▶ _Exercise brief_:
Print the listing below in its entirety, character for character.

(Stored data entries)
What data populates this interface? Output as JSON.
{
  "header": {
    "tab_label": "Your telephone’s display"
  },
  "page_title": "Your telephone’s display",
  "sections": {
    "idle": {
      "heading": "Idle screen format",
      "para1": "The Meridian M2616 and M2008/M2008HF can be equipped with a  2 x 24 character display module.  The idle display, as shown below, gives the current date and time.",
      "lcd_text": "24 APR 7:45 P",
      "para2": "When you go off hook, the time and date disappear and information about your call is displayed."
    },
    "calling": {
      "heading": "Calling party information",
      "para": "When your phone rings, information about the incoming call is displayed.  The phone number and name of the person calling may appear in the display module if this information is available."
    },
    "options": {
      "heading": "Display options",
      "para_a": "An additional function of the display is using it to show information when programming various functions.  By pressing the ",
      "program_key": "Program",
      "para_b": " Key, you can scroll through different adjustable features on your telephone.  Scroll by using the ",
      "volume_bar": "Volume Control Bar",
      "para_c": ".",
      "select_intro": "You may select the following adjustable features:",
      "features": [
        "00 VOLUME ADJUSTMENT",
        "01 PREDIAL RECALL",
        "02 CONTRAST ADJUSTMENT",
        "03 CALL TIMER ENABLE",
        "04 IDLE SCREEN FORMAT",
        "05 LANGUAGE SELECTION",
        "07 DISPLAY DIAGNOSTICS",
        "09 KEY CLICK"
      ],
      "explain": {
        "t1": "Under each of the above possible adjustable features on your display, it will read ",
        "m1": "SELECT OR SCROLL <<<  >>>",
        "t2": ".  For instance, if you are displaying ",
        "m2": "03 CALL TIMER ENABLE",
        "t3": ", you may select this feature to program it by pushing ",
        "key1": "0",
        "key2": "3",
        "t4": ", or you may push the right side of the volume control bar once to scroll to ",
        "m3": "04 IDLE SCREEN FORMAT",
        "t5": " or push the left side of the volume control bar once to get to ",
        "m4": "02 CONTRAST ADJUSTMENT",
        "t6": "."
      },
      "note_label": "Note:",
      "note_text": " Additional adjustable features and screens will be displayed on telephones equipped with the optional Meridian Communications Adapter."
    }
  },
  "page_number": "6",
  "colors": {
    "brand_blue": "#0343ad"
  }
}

▶ _Written response_:
What data populates this interface? Output as JSON.
{
  "header": {
    "tab_label": "Your telephone’s display"
  },
  "page_title": "Your telephone’s display",
  "sections": {
    "idle": {
      "heading": "Idle screen format",
      "para1": "The Meridian M2616 and M2008/M2008HF can be equipped with a  2 x 24 character display module.  The idle display, as shown below, gives the current date and time.",
      "lcd_text": "24 APR 7:45 P",
      "para2": "When you go off hook, the time and date disappear and information about your call is displayed."
    },
    "calling": {
      "heading": "Calling party information",
      "para": "When your phone rings, information about the incoming call is displayed.  The phone number and name of the person calling may appear in the display module if this information is available."
    },
    "options": {
      "heading": "Display options",
      "para_a": "An additional function of the display is using it to show information when programming various functions.  By pressing the ",
      "program_key": "Program",
      "para_b": " Key, you can scroll through different adjustable features on your telephone.  Scroll by using the ",
      "volume_bar": "Volume Control Bar",
      "para_c": ".",
      "select_intro": "You may select the following adjustable features:",
      "features": [
        "00 VOLUME ADJUSTMENT",
        "01 PREDIAL RECALL",
        "02 CONTRAST ADJUSTMENT",
        "03 CALL TIMER ENABLE",
        "04 IDLE SCREEN FORMAT",
        "05 LANGUAGE SELECTION",
        "07 DISPLAY DIAGNOSTICS",
        "09 KEY CLICK"
      ],
      "explain": {
        "t1": "Under each of the above possible adjustable features on your display, it will read ",
        "m1": "SELECT OR SCROLL <<<  >>>",
        "t2": ".  For instance, if you are displaying ",
        "m2": "03 CALL TIMER ENABLE",
        "t3": ", you may select this feature to program it by pushing ",
        "key1": "0",
        "key2": "3",
        "t4": ", or you may push the right side of the volume control bar once to scroll to ",
        "m3": "04 IDLE SCREEN FORMAT",
        "t5": " or push the left side of the volume control bar once to get to ",
        "m4": "02 CONTRAST ADJUSTMENT",
        "t6": "."
      },
      "note_label": "Note:",
      "note_text": " Additional adjustable features and screens will be displayed on telephones equipped with the optional Meridian Communications Adapter."
    }
  },
  "page_number": "6",
  "colors": {
    "brand_blue": "#0343ad"
  }
}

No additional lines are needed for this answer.